-- Stated goal --
Reproduce each of the lines word for word.

-- Data lines --
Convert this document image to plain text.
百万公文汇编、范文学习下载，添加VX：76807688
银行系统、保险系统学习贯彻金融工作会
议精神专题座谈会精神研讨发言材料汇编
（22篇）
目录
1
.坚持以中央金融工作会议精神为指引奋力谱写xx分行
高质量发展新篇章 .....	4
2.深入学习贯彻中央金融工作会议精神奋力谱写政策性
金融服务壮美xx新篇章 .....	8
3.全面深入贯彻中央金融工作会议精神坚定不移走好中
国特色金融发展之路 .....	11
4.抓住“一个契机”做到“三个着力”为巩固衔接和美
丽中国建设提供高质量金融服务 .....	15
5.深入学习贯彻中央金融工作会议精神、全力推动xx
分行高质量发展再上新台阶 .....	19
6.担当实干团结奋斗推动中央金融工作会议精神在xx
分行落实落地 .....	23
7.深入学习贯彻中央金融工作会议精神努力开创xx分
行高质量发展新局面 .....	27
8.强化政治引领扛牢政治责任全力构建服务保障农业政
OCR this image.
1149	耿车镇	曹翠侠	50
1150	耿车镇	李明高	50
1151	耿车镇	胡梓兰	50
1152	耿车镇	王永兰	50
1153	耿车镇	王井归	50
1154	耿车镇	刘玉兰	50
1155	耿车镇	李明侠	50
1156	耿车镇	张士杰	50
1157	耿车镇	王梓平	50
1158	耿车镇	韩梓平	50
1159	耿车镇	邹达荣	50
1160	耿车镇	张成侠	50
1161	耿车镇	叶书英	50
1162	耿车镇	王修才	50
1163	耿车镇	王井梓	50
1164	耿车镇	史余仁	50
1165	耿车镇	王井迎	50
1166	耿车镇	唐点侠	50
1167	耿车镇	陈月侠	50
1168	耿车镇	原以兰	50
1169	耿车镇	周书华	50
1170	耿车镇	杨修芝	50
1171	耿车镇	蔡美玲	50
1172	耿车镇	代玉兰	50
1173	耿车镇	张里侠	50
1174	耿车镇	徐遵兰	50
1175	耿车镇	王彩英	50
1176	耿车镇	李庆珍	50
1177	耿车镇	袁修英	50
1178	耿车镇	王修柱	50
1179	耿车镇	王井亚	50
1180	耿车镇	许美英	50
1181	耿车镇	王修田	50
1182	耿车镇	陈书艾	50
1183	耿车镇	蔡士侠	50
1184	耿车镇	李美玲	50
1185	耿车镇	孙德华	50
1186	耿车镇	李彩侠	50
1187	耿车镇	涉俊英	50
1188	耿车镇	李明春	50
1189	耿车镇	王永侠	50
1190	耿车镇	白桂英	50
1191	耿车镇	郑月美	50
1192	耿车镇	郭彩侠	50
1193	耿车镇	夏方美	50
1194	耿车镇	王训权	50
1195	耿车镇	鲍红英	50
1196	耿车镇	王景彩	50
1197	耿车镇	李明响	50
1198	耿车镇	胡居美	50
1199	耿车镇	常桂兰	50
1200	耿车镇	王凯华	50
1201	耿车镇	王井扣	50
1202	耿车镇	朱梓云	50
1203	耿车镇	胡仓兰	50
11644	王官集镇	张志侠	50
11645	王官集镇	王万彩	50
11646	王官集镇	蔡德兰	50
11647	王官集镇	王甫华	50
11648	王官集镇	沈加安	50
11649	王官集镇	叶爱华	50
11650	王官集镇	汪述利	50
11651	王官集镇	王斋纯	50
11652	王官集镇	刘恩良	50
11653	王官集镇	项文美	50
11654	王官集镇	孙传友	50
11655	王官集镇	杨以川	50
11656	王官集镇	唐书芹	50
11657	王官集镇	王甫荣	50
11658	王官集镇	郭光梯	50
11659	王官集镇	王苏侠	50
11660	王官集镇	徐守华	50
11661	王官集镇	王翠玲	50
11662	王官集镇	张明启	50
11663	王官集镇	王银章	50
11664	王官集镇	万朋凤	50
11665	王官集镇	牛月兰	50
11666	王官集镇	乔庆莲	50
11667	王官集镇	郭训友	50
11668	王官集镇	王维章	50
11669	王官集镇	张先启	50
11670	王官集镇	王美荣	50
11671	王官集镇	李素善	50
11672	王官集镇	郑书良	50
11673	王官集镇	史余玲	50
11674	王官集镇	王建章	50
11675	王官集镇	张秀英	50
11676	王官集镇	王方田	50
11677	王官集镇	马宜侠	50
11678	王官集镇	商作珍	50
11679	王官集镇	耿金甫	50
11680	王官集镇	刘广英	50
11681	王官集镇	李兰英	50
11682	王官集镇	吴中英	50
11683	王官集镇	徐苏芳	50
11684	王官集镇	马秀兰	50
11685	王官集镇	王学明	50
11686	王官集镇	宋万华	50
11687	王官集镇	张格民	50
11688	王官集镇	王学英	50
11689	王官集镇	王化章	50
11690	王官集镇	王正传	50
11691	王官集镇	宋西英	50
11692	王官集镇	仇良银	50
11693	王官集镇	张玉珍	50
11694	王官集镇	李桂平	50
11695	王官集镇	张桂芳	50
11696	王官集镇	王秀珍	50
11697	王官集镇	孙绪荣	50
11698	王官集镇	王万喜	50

-- Task result --
Convert this document image to plain text.
百万公文汇编、范文学习下载，添加VX：76807688
银行系统、保险系统学习贯彻金融工作会
议精神专题座谈会精神研讨发言材料汇编
（22篇）
目录
1
.坚持以中央金融工作会议精神为指引奋力谱写xx分行
高质量发展新篇章 .....	4
2.深入学习贯彻中央金融工作会议精神奋力谱写政策性
金融服务壮美xx新篇章 .....	8
3.全面深入贯彻中央金融工作会议精神坚定不移走好中
国特色金融发展之路 .....	11
4.抓住“一个契机”做到“三个着力”为巩固衔接和美
丽中国建设提供高质量金融服务 .....	15
5.深入学习贯彻中央金融工作会议精神、全力推动xx
分行高质量发展再上新台阶 .....	19
6.担当实干团结奋斗推动中央金融工作会议精神在xx
分行落实落地 .....	23
7.深入学习贯彻中央金融工作会议精神努力开创xx分
行高质量发展新局面 .....	27
8.强化政治引领扛牢政治责任全力构建服务保障农业政
OCR this image.
1149	耿车镇	曹翠侠	50
1150	耿车镇	李明高	50
1151	耿车镇	胡梓兰	50
1152	耿车镇	王永兰	50
1153	耿车镇	王井归	50
1154	耿车镇	刘玉兰	50
1155	耿车镇	李明侠	50
1156	耿车镇	张士杰	50
1157	耿车镇	王梓平	50
1158	耿车镇	韩梓平	50
1159	耿车镇	邹达荣	50
1160	耿车镇	张成侠	50
1161	耿车镇	叶书英	50
1162	耿车镇	王修才	50
1163	耿车镇	王井梓	50
1164	耿车镇	史余仁	50
1165	耿车镇	王井迎	50
1166	耿车镇	唐点侠	50
1167	耿车镇	陈月侠	50
1168	耿车镇	原以兰	50
1169	耿车镇	周书华	50
1170	耿车镇	杨修芝	50
1171	耿车镇	蔡美玲	50
1172	耿车镇	代玉兰	50
1173	耿车镇	张里侠	50
1174	耿车镇	徐遵兰	50
1175	耿车镇	王彩英	50
1176	耿车镇	李庆珍	50
1177	耿车镇	袁修英	50
1178	耿车镇	王修柱	50
1179	耿车镇	王井亚	50
1180	耿车镇	许美英	50
1181	耿车镇	王修田	50
1182	耿车镇	陈书艾	50
1183	耿车镇	蔡士侠	50
1184	耿车镇	李美玲	50
1185	耿车镇	孙德华	50
1186	耿车镇	李彩侠	50
1187	耿车镇	涉俊英	50
1188	耿车镇	李明春	50
1189	耿车镇	王永侠	50
1190	耿车镇	白桂英	50
1191	耿车镇	郑月美	50
1192	耿车镇	郭彩侠	50
1193	耿车镇	夏方美	50
1194	耿车镇	王训权	50
1195	耿车镇	鲍红英	50
1196	耿车镇	王景彩	50
1197	耿车镇	李明响	50
1198	耿车镇	胡居美	50
1199	耿车镇	常桂兰	50
1200	耿车镇	王凯华	50
1201	耿车镇	王井扣	50
1202	耿车镇	朱梓云	50
1203	耿车镇	胡仓兰	50
11644	王官集镇	张志侠	50
11645	王官集镇	王万彩	50
11646	王官集镇	蔡德兰	50
11647	王官集镇	王甫华	50
11648	王官集镇	沈加安	50
11649	王官集镇	叶爱华	50
11650	王官集镇	汪述利	50
11651	王官集镇	王斋纯	50
11652	王官集镇	刘恩良	50
11653	王官集镇	项文美	50
11654	王官集镇	孙传友	50
11655	王官集镇	杨以川	50
11656	王官集镇	唐书芹	50
11657	王官集镇	王甫荣	50
11658	王官集镇	郭光梯	50
11659	王官集镇	王苏侠	50
11660	王官集镇	徐守华	50
11661	王官集镇	王翠玲	50
11662	王官集镇	张明启	50
11663	王官集镇	王银章	50
11664	王官集镇	万朋凤	50
11665	王官集镇	牛月兰	50
11666	王官集镇	乔庆莲	50
11667	王官集镇	郭训友	50
11668	王官集镇	王维章	50
11669	王官集镇	张先启	50
11670	王官集镇	王美荣	50
11671	王官集镇	李素善	50
11672	王官集镇	郑书良	50
11673	王官集镇	史余玲	50
11674	王官集镇	王建章	50
11675	王官集镇	张秀英	50
11676	王官集镇	王方田	50
11677	王官集镇	马宜侠	50
11678	王官集镇	商作珍	50
11679	王官集镇	耿金甫	50
11680	王官集镇	刘广英	50
11681	王官集镇	李兰英	50
11682	王官集镇	吴中英	50
11683	王官集镇	徐苏芳	50
11684	王官集镇	马秀兰	50
11685	王官集镇	王学明	50
11686	王官集镇	宋万华	50
11687	王官集镇	张格民	50
11688	王官集镇	王学英	50
11689	王官集镇	王化章	50
11690	王官集镇	王正传	50
11691	王官集镇	宋西英	50
11692	王官集镇	仇良银	50
11693	王官集镇	张玉珍	50
11694	王官集镇	李桂平	50
11695	王官集镇	张桂芳	50
11696	王官集镇	王秀珍	50
11697	王官集镇	孙绪荣	50
11698	王官集镇	王万喜	50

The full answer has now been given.